[Objective]: Transcribe each record exactly. Include every one.

[Material provided]:
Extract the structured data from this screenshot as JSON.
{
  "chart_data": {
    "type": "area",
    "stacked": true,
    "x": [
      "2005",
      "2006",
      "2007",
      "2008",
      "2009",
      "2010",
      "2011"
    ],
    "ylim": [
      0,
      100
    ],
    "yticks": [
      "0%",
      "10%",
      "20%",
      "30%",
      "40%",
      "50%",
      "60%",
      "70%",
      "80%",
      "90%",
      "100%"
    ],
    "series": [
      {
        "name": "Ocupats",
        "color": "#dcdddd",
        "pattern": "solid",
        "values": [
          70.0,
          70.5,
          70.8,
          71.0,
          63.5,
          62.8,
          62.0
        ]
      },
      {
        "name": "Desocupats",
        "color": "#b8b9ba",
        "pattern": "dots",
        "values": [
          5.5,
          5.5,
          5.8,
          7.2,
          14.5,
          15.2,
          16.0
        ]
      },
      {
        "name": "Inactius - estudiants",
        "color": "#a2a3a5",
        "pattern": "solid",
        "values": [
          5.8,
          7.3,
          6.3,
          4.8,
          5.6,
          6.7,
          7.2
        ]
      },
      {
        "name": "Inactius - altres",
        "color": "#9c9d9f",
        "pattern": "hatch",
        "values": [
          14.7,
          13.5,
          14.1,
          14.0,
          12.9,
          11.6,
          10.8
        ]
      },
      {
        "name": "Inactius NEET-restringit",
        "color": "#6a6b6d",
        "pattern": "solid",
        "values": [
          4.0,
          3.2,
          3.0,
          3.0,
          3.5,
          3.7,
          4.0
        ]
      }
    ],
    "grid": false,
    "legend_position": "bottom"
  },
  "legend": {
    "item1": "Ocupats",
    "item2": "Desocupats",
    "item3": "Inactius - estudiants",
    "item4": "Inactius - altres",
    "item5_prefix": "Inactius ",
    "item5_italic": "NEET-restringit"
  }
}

[Task output]:
Extract the structured data from this screenshot as JSON.
{
  "chart_data": {
    "type": "area",
    "stacked": true,
    "x": [
      "2005",
      "2006",
      "2007",
      "2008",
      "2009",
      "2010",
      "2011"
    ],
    "ylim": [
      0,
      100
    ],
    "yticks": [
      "0%",
      "10%",
      "20%",
      "30%",
      "40%",
      "50%",
      "60%",
      "70%",
      "80%",
      "90%",
      "100%"
    ],
    "series": [
      {
        "name": "Ocupats",
        "color": "#dcdddd",
        "pattern": "solid",
        "values": [
          70.0,
          70.5,
          70.8,
          71.0,
          63.5,
          62.8,
          62.0
        ]
      },
      {
        "name": "Desocupats",
        "color": "#b8b9ba",
        "pattern": "dots",
        "values": [
          5.5,
          5.5,
          5.8,
          7.2,
          14.5,
          15.2,
          16.0
        ]
      },
      {
        "name": "Inactius - estudiants",
        "color": "#a2a3a5",
        "pattern": "solid",
        "values": [
          5.8,
          7.3,
          6.3,
          4.8,
          5.6,
          6.7,
          7.2
        ]
      },
      {
        "name": "Inactius - altres",
        "color": "#9c9d9f",
        "pattern": "hatch",
        "values": [
          14.7,
          13.5,
          14.1,
          14.0,
          12.9,
          11.6,
          10.8
        ]
      },
      {
        "name": "Inactius NEET-restringit",
        "color": "#6a6b6d",
        "pattern": "solid",
        "values": [
          4.0,
          3.2,
          3.0,
          3.0,
          3.5,
          3.7,
          4.0
        ]
      }
    ],
    "grid": false,
    "legend_position": "bottom"
  },
  "legend": {
    "item1": "Ocupats",
    "item2": "Desocupats",
    "item3": "Inactius - estudiants",
    "item4": "Inactius - altres",
    "item5_prefix": "Inactius ",
    "item5_italic": "NEET-restringit"
  }
}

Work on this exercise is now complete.